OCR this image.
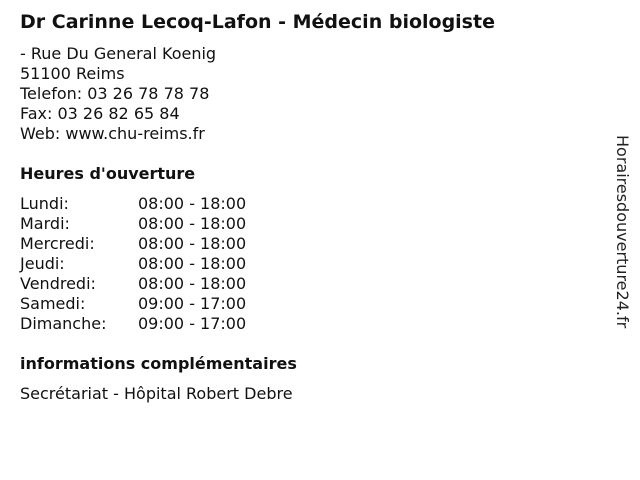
Dr Carinne Lecoq-Lafon - Médecin biologiste
- Rue Du General Koenig
51100 Reims
Telefon: 03 26 78 78 78
Fax: 03 26 82 65 84
Web: www.chu-reims.fr
Heures d'ouverture
Lundi:	08:00 - 18:00
Mardi:	08:00 - 18:00
Mercredi:	08:00 - 18:00
Jeudi:	08:00 - 18:00
Vendredi:	08:00 - 18:00
Samedi:	09:00 - 17:00
Dimanche:	09:00 - 17:00
informations complémentaires
Secrétariat - Hôpital Robert Debre
Horairesdouverture24.fr
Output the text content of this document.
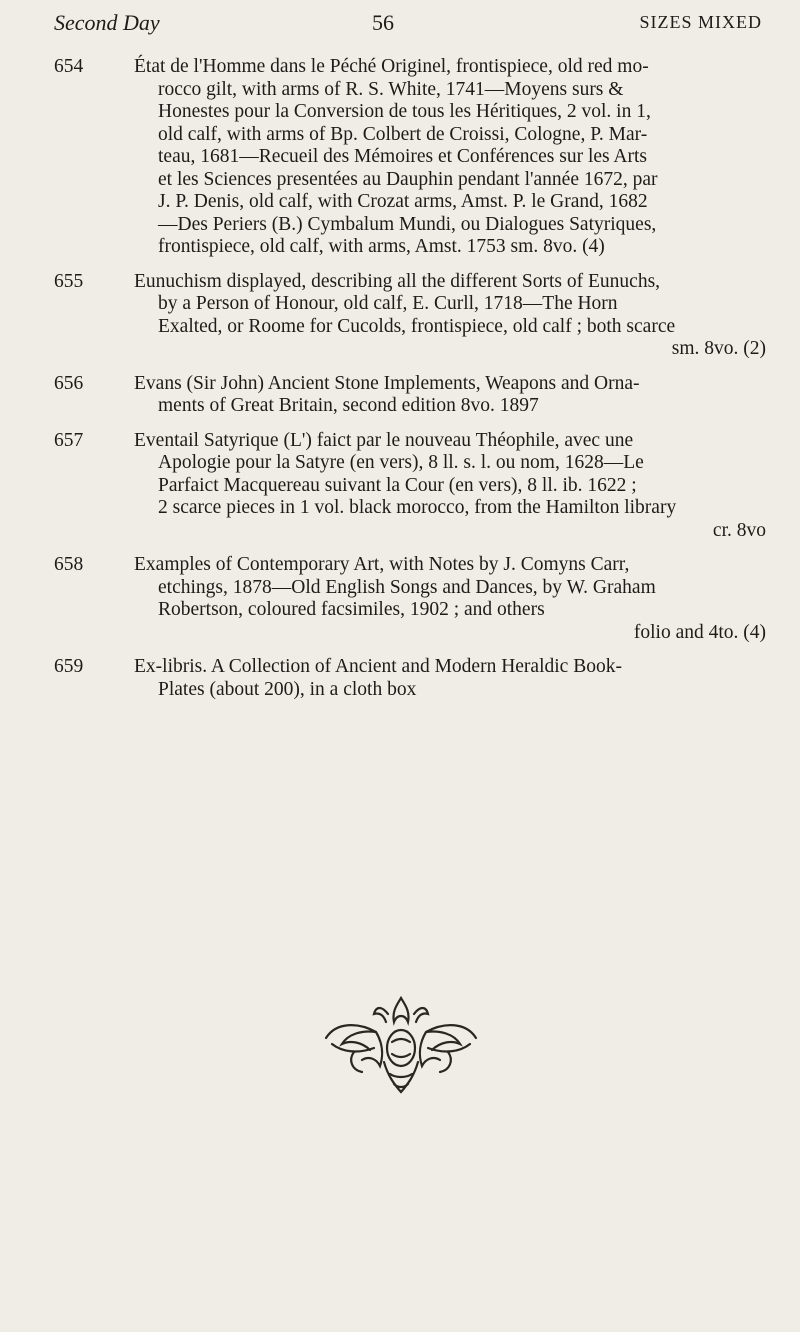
Second Day	56	SIZES MIXED
654	État de l'Homme dans le Péché Originel, frontispiece, old red mo-
rocco gilt, with arms of R. S. White, 1741—Moyens surs &
Honestes pour la Conversion de tous les Héritiques, 2 vol. in 1,
old calf, with arms of Bp. Colbert de Croissi, Cologne, P. Mar-
teau, 1681—Recueil des Mémoires et Conférences sur les Arts
et les Sciences presentées au Dauphin pendant l'année 1672, par
J. P. Denis, old calf, with Crozat arms, Amst. P. le Grand, 1682
—Des Periers (B.) Cymbalum Mundi, ou Dialogues Satyriques,
frontispiece, old calf, with arms, Amst. 1753 sm. 8vo. (4)
655	Eunuchism displayed, describing all the different Sorts of Eunuchs,
by a Person of Honour, old calf, E. Curll, 1718—The Horn
Exalted, or Roome for Cucolds, frontispiece, old calf ; both scarce
sm. 8vo. (2)
656	Evans (Sir John) Ancient Stone Implements, Weapons and Orna-
ments of Great Britain, second edition 8vo. 1897
657	Eventail Satyrique (L') faict par le nouveau Théophile, avec une
Apologie pour la Satyre (en vers), 8 ll. s. l. ou nom, 1628—Le
Parfaict Macquereau suivant la Cour (en vers), 8 ll. ib. 1622 ;
2 scarce pieces in 1 vol. black morocco, from the Hamilton library
cr. 8vo
658	Examples of Contemporary Art, with Notes by J. Comyns Carr,
etchings, 1878—Old English Songs and Dances, by W. Graham
Robertson, coloured facsimiles, 1902 ; and others
folio and 4to. (4)
659	Ex-libris. A Collection of Ancient and Modern Heraldic Book-
Plates (about 200), in a cloth box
==================================================
| Your instructions |
Copy out exactly the lines between the line containing "Output the text content of this document." and the end of the entries, including both, and leave the pictures behind.

| Exercise response |
Output the text content of this document.
Second Day	56	SIZES MIXED
654	État de l'Homme dans le Péché Originel, frontispiece, old red mo-
rocco gilt, with arms of R. S. White, 1741—Moyens surs &
Honestes pour la Conversion de tous les Héritiques, 2 vol. in 1,
old calf, with arms of Bp. Colbert de Croissi, Cologne, P. Mar-
teau, 1681—Recueil des Mémoires et Conférences sur les Arts
et les Sciences presentées au Dauphin pendant l'année 1672, par
J. P. Denis, old calf, with Crozat arms, Amst. P. le Grand, 1682
—Des Periers (B.) Cymbalum Mundi, ou Dialogues Satyriques,
frontispiece, old calf, with arms, Amst. 1753 sm. 8vo. (4)
655	Eunuchism displayed, describing all the different Sorts of Eunuchs,
by a Person of Honour, old calf, E. Curll, 1718—The Horn
Exalted, or Roome for Cucolds, frontispiece, old calf ; both scarce
sm. 8vo. (2)
656	Evans (Sir John) Ancient Stone Implements, Weapons and Orna-
ments of Great Britain, second edition 8vo. 1897
657	Eventail Satyrique (L') faict par le nouveau Théophile, avec une
Apologie pour la Satyre (en vers), 8 ll. s. l. ou nom, 1628—Le
Parfaict Macquereau suivant la Cour (en vers), 8 ll. ib. 1622 ;
2 scarce pieces in 1 vol. black morocco, from the Hamilton library
cr. 8vo
658	Examples of Contemporary Art, with Notes by J. Comyns Carr,
etchings, 1878—Old English Songs and Dances, by W. Graham
Robertson, coloured facsimiles, 1902 ; and others
folio and 4to. (4)
659	Ex-libris. A Collection of Ancient and Modern Heraldic Book-
Plates (about 200), in a cloth box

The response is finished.